■ **TEXTE**:
Pour la pause du midi, nous sommes cordialement invités à partager leur repas. Tous les enfants mangent à la cantine, cela permet de garantir leur présence! Il y a une cuisinière qui fait à manger chaque jour pour la vingtaine d'élèves de l'école et les adultes présents (2 enseignants; 2 chauffeurs de bus (un par communauté); un prof de sport; la prof de Mapuche quand elle est là; la cuisinière). Ca fait du monde quand même! En tout cas, c'était super de se retrouver parmi eux et de partager ce moment. Avant que les enfants ne rentrent chez eux, nous avons assisté au lever de drapeau ! Il faut savoir que la marseillaise est même apprise dans les écoles argentines et ils sont surpris de savoir que nous ne l'enseignons pas!

Pour la dernière séance; les élèves se sont entraînés une dernière fois à reproduire leur motif sur des feuilles Canson et à la peinture cette fois. Leur motif devait prendre toute la feuille et ce fut une vraie contrainte. Finalement, ils ont réussi à peindre ou dessiner à la craie grasse sur les fonds préalablement peints par eux. Ils devaient terminer en vernissant leurs feuilles mais ils n'ont pas eu le temps. Yan et moi nous en sommes chargés.

■ **EXERCICE PROPOSÉ A**: D'après le texte, pour combien d'élèves environ la cuisinière prépare-t-elle les repas chaque jour ?
■ **EXERCICE PROPOSÉ B**: Énumérez tous les adultes que le texte mentionne comme présents aux repas de la cantine.
Les items qui suivent n'ont aucun lien avec le texte.

Enregistrements des limites d'éléments:
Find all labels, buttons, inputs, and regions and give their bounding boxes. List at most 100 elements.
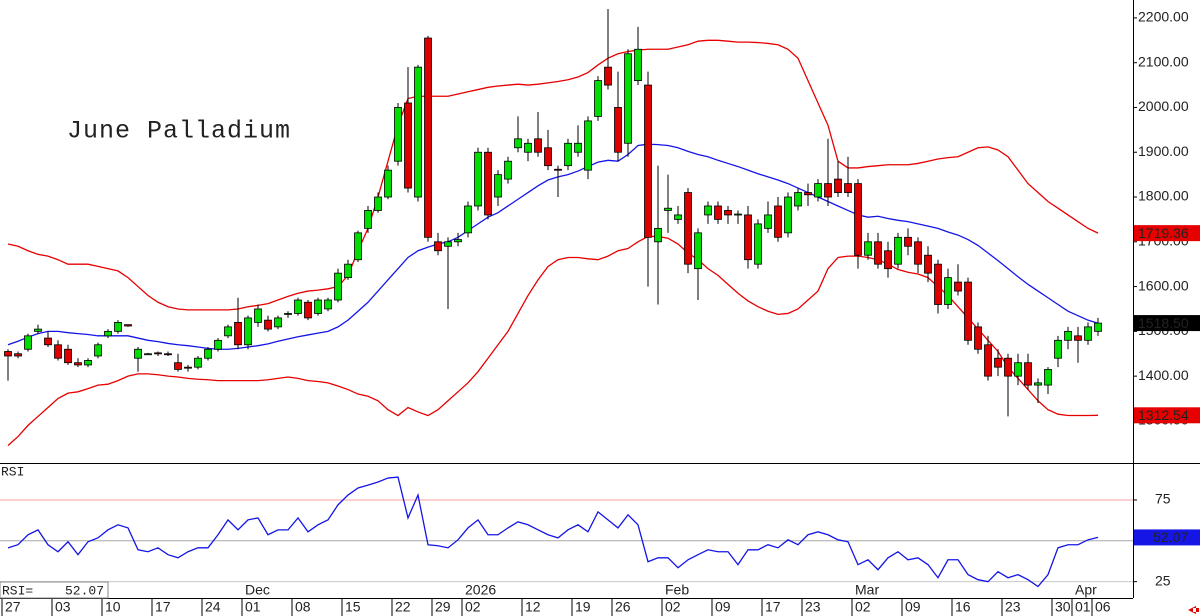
candle-body [244,317,252,346]
candle-body [494,174,502,198]
candle-body [504,160,512,180]
x-tick-label: 17 [155,599,171,615]
candle-body [734,213,742,216]
candle-body [594,80,602,117]
candle-body [544,147,552,167]
price-box [1134,315,1200,332]
candle-body [274,317,282,328]
candle-body [14,353,22,357]
band-value-box [1134,407,1200,424]
y-tick-label: 1600.00 [1138,277,1189,293]
candle-body [1074,335,1082,341]
y-tick-label: 2000.00 [1138,98,1189,114]
x-tick-label: 02 [855,599,871,615]
candle-body [884,250,892,270]
band-value-label: 1312.54 [1138,407,1189,423]
x-tick-label: 19 [575,599,591,615]
candle-body [74,362,82,366]
x-tick-label: 03 [55,599,71,615]
candle-body [64,348,72,364]
candle-body [934,263,942,305]
candle-body [684,192,692,265]
candle-body [654,227,662,243]
x-tick-label: 24 [205,599,221,615]
candle-body [454,239,462,243]
candle-body [264,319,272,330]
candle-body [1004,357,1012,377]
x-tick-label: 06 [1095,599,1111,615]
x-tick-label: 26 [615,599,631,615]
candle-body [1014,362,1022,377]
candle-body [464,205,472,234]
candle-body [614,107,622,153]
candle-body [134,348,142,359]
candle-body [194,357,202,368]
candle-body [104,330,112,337]
x-tick-label: 02 [465,599,481,615]
candle-body [514,138,522,149]
candle-body [744,214,752,261]
candle-body [114,321,122,332]
candle-body [944,277,952,305]
x-tick-label: 12 [525,599,541,615]
x-tick-label: 01 [1075,599,1091,615]
band-value-label: 1719.36 [1138,225,1189,241]
candle-body [714,205,722,220]
candle-body [834,178,842,193]
rsi-value-label: 52.07 [1153,529,1188,545]
x-tick-label: 08 [295,599,311,615]
x-tick-label: 22 [395,599,411,615]
rsi-value-box [1134,529,1200,546]
x-tick-label: 09 [715,599,731,615]
candle-body [304,301,312,319]
month-label: Apr [1075,582,1097,598]
band-line [7,235,1099,447]
rsi-line [7,476,1099,588]
x-tick-label: 10 [105,599,121,615]
scroll-arrow[interactable] [1188,606,1199,614]
candle-body [524,142,532,153]
rsi-title: RSI [1,464,24,479]
x-tick-label: 16 [955,599,971,615]
candle-body [874,241,882,265]
candle-body [694,232,702,270]
candle-body [1044,369,1052,386]
candle-body [444,241,452,247]
candle-body [854,183,862,256]
candle-body [764,214,772,229]
price-label: 1518.50 [1138,315,1189,331]
band-value-box [1134,225,1200,242]
candle-body [904,236,912,247]
candle-body [804,192,812,196]
candle-body [384,169,392,198]
candle-body [414,66,422,198]
candle-body [824,183,832,198]
candle-body [774,205,782,238]
candle-body [984,344,992,377]
candle-body [534,138,542,153]
chart-title: June Palladium [67,117,291,146]
candle-body [784,196,792,234]
candle-body [24,335,32,350]
candle-body [674,214,682,220]
candle-body [644,84,652,238]
candle-body [314,299,322,314]
candle-body [124,324,132,327]
y-tick-label: 1800.00 [1138,188,1189,204]
candle-body [1054,339,1062,359]
candle-body [4,351,12,357]
x-tick-label: 30 [1055,599,1071,615]
candle-body [174,362,182,370]
candle-body [1034,382,1042,386]
candle-body [634,48,642,81]
candle-body [624,53,632,144]
band-line [7,39,1099,311]
candle-body [54,344,62,359]
rsi-readout-box [0,581,109,599]
candle-body [164,353,172,356]
candle-body [204,348,212,359]
candle-body [664,207,672,211]
candle-body [1064,330,1072,341]
candle-body [1084,326,1092,341]
y-tick-label: 75 [1155,491,1171,507]
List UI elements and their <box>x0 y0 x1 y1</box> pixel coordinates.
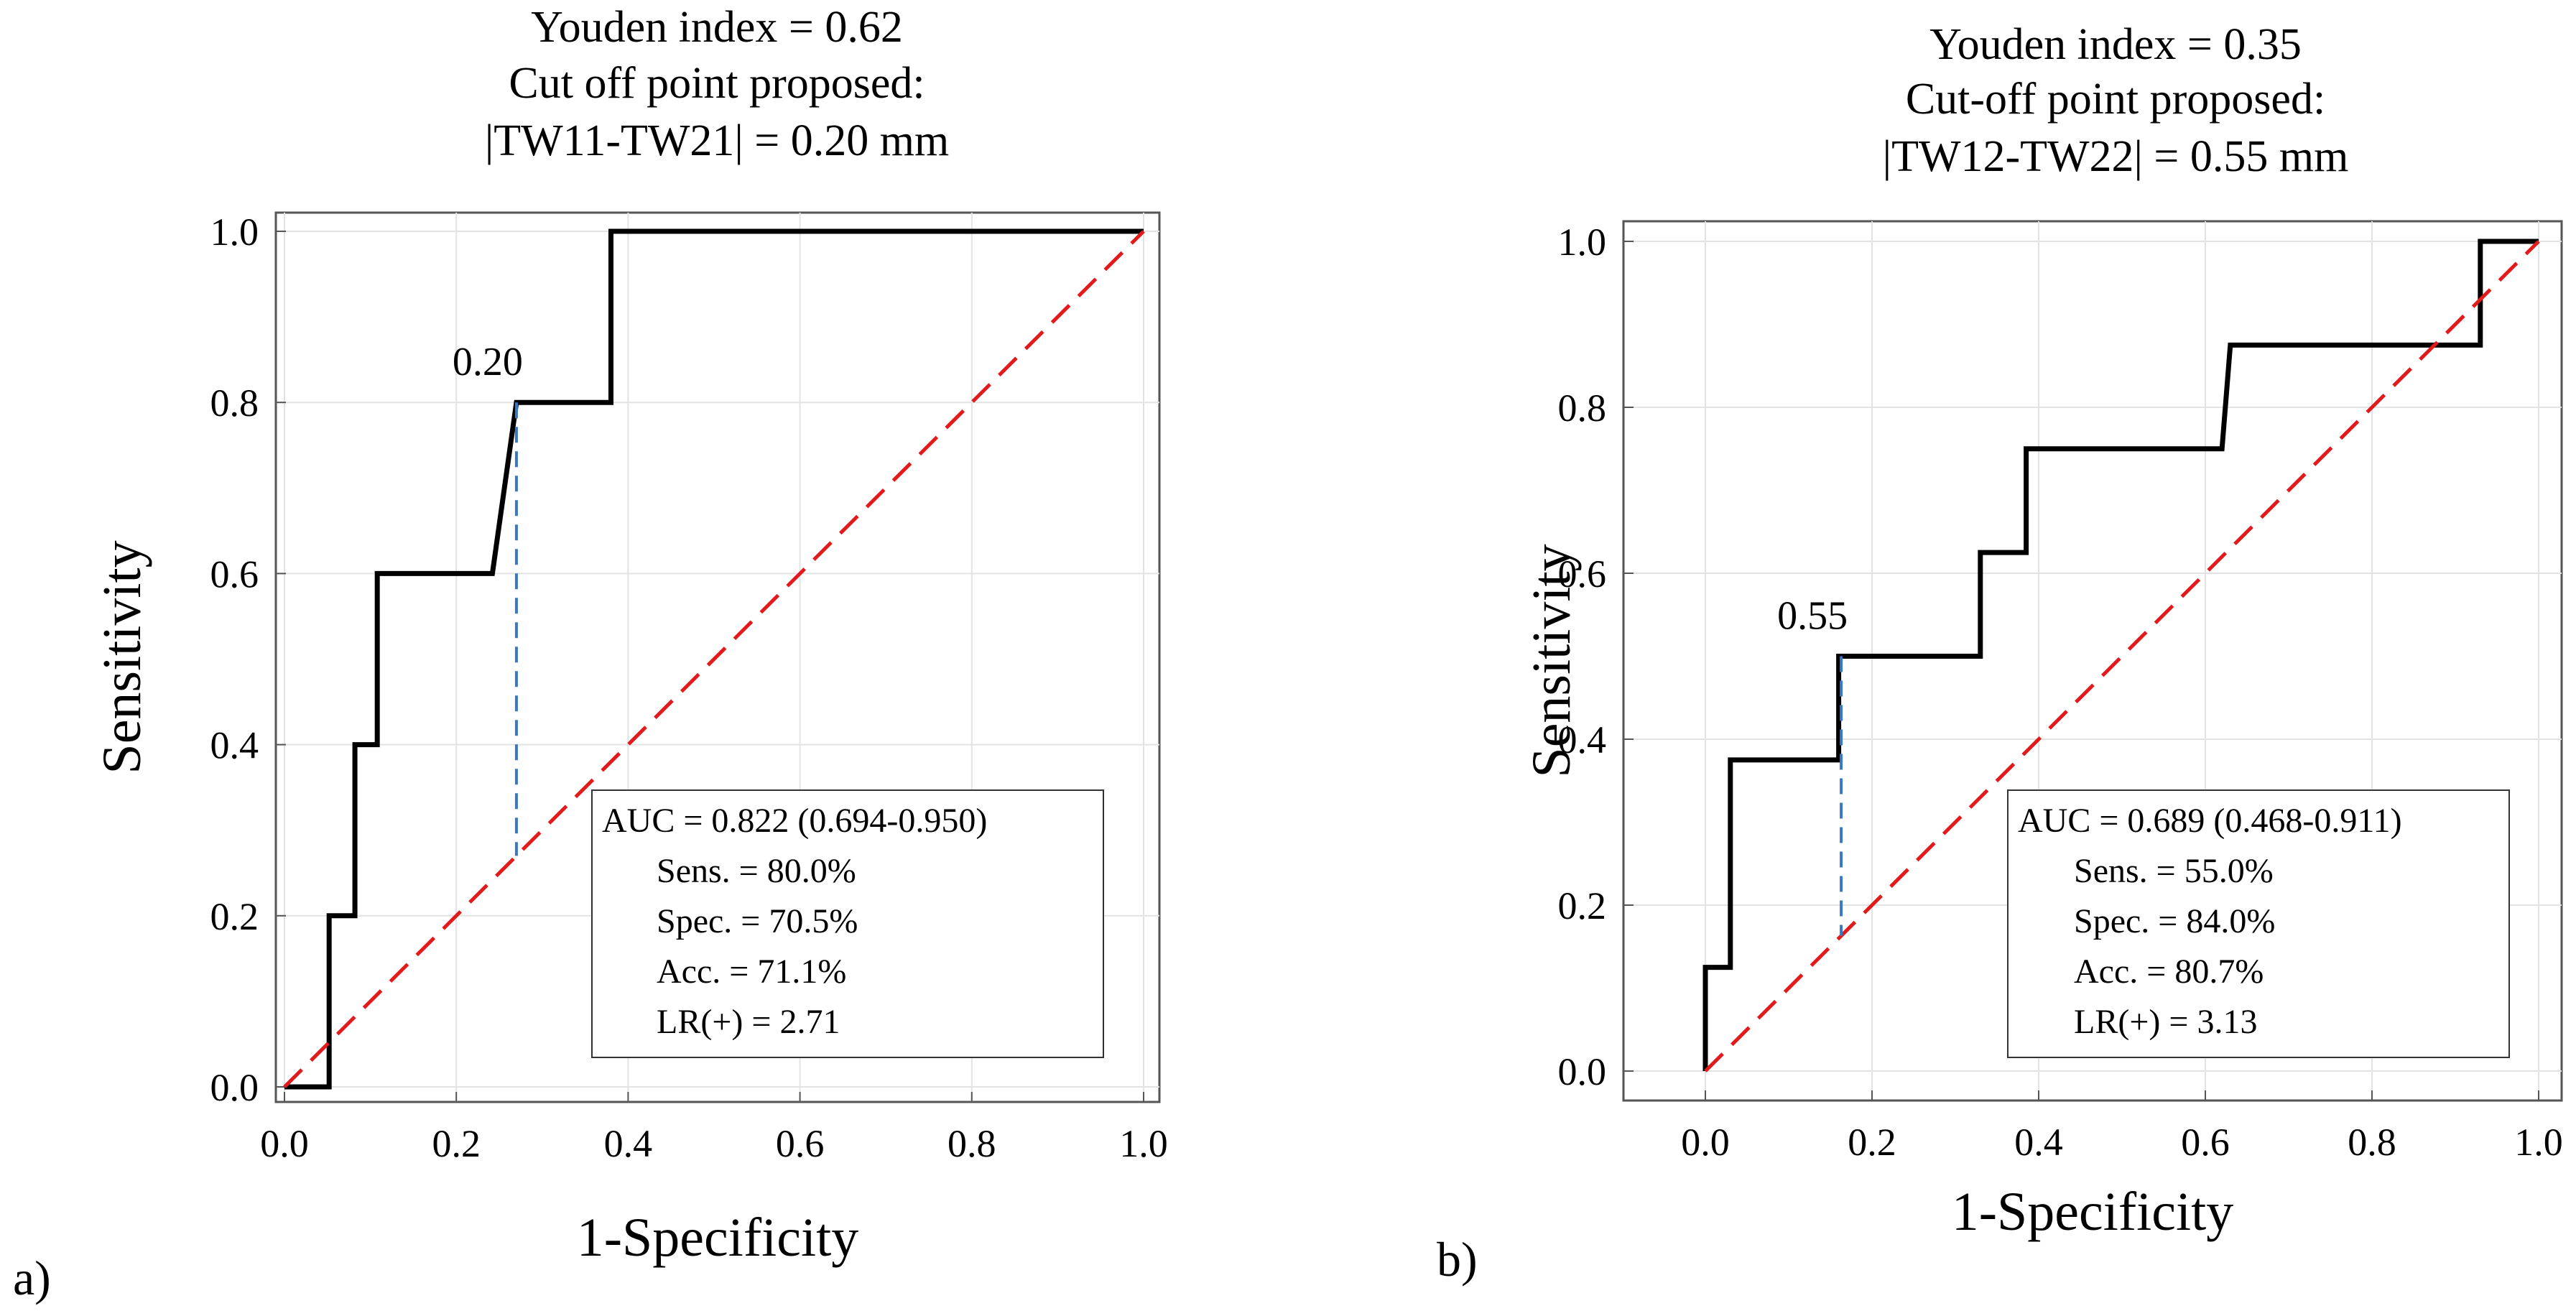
panel-label: b) <box>1437 1232 1478 1287</box>
x-axis-label: 1-Specificity <box>577 1208 859 1268</box>
chart-title-line: Youden index = 0.35 <box>1929 20 2302 69</box>
stat-line: Spec. = 70.5% <box>657 902 858 940</box>
x-axis-label: 1-Specificity <box>1952 1182 2234 1242</box>
x-tick-label: 1.0 <box>1119 1122 1168 1165</box>
x-tick-label: 0.0 <box>1681 1121 1730 1164</box>
y-tick-label: 0.6 <box>1558 552 1607 596</box>
chart-title-line: Cut-off point proposed: <box>1906 75 2325 124</box>
stat-line: Sens. = 80.0% <box>657 852 856 890</box>
x-tick-label: 0.0 <box>260 1122 309 1165</box>
chart-title-line: |TW12-TW22| = 0.55 mm <box>1883 132 2349 181</box>
chart-title-line: Youden index = 0.62 <box>531 3 903 52</box>
y-tick-label: 0.2 <box>210 895 259 938</box>
y-tick-label: 1.0 <box>1558 221 1607 264</box>
panel-label: a) <box>13 1251 51 1305</box>
y-tick-label: 1.0 <box>210 210 259 254</box>
stat-line: LR(+) = 3.13 <box>2074 1003 2257 1041</box>
y-tick-label: 0.4 <box>210 724 259 767</box>
y-tick-label: 0.2 <box>1558 884 1607 927</box>
chart-panel-a: 0.0 0.2 0.4 0.6 0.8 1.0 0.0 0.2 0.4 0.6 0.8 1.0 0.20… <box>13 3 1168 1305</box>
y-tick-label: 0.0 <box>1558 1050 1607 1093</box>
stat-line: Acc. = 71.1% <box>657 953 846 991</box>
roc-curve-line <box>284 228 1144 1090</box>
y-tick-label: 0.8 <box>210 381 259 425</box>
x-tick-label: 0.4 <box>2014 1121 2063 1164</box>
stats-box <box>2007 789 2510 1058</box>
stats-box <box>591 789 1104 1058</box>
stat-line: LR(+) = 2.71 <box>657 1003 840 1041</box>
stat-line: Spec. = 84.0% <box>2074 902 2275 940</box>
chart-title-line: Cut off point proposed: <box>509 59 925 108</box>
x-tick-label: 0.8 <box>2348 1121 2396 1164</box>
chart-title-line: |TW11-TW21| = 0.20 mm <box>485 116 949 165</box>
y-tick-label: 0.4 <box>1558 718 1607 761</box>
auc-stat: AUC = 0.689 (0.468-0.911) <box>2018 802 2402 840</box>
roc-curve-line <box>1702 238 2539 1071</box>
cutoff-label: 0.55 <box>1777 594 1848 639</box>
x-tick-label: 0.2 <box>432 1122 481 1165</box>
y-tick-label: 0.8 <box>1558 386 1607 430</box>
stat-line: Sens. = 55.0% <box>2074 852 2274 890</box>
cutoff-label: 0.20 <box>453 340 523 384</box>
y-axis-label: Sensitivity <box>92 540 152 774</box>
x-tick-label: 0.8 <box>948 1122 996 1165</box>
y-tick-label: 0.6 <box>210 552 259 596</box>
x-tick-label: 0.2 <box>1848 1121 1896 1164</box>
x-tick-label: 1.0 <box>2514 1121 2563 1164</box>
stat-line: Acc. = 80.7% <box>2074 953 2264 991</box>
x-tick-label: 0.6 <box>2181 1121 2230 1164</box>
y-axis-label: Sensitivity <box>1521 544 1582 777</box>
reference-diagonal-line <box>283 230 1145 1088</box>
x-tick-label: 0.4 <box>604 1122 653 1165</box>
chart-panel-b: 0.0 0.2 0.4 0.6 0.8 1.0 0.0 0.2 0.4 0.6 0.8 1.0 0.55… <box>1437 20 2563 1287</box>
reference-diagonal-line <box>1704 240 2540 1073</box>
y-tick-label: 0.0 <box>210 1066 259 1109</box>
x-tick-label: 0.6 <box>776 1122 825 1165</box>
auc-stat: AUC = 0.822 (0.694-0.950) <box>602 802 987 840</box>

■ **RÉPONSE ATTENDUE A**: Pour une vingtaine d'élèves.

■ **RÉPONSE ATTENDUE B**:
- Les deux enseignants
- Les deux chauffeurs de bus, un par communauté
- Le prof de sport
- La prof de Mapuche, quand elle est là
- La cuisinière